═══ Task input

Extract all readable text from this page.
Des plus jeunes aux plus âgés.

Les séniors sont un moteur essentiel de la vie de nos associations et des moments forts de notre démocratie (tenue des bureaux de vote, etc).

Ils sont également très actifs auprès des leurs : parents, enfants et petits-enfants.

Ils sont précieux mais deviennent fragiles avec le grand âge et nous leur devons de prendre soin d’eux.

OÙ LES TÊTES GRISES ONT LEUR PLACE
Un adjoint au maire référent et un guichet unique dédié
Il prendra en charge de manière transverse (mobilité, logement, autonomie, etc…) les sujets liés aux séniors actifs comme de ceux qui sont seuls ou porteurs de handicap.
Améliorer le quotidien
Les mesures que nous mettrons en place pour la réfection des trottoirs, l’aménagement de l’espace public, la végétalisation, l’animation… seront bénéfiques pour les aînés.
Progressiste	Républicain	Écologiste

══════

- What you have to do:
Write each line above out exactly.

- Solution for this task:
Extract all readable text from this page.
Des plus jeunes aux plus âgés.

Les séniors sont un moteur essentiel de la vie de nos associations et des moments forts de notre démocratie (tenue des bureaux de vote, etc).

Ils sont également très actifs auprès des leurs : parents, enfants et petits-enfants.

Ils sont précieux mais deviennent fragiles avec le grand âge et nous leur devons de prendre soin d’eux.

OÙ LES TÊTES GRISES ONT LEUR PLACE
Un adjoint au maire référent et un guichet unique dédié
Il prendra en charge de manière transverse (mobilité, logement, autonomie, etc…) les sujets liés aux séniors actifs comme de ceux qui sont seuls ou porteurs de handicap.
Améliorer le quotidien
Les mesures que nous mettrons en place pour la réfection des trottoirs, l’aménagement de l’espace public, la végétalisation, l’animation… seront bénéfiques pour les aînés.
Progressiste	Républicain	Écologiste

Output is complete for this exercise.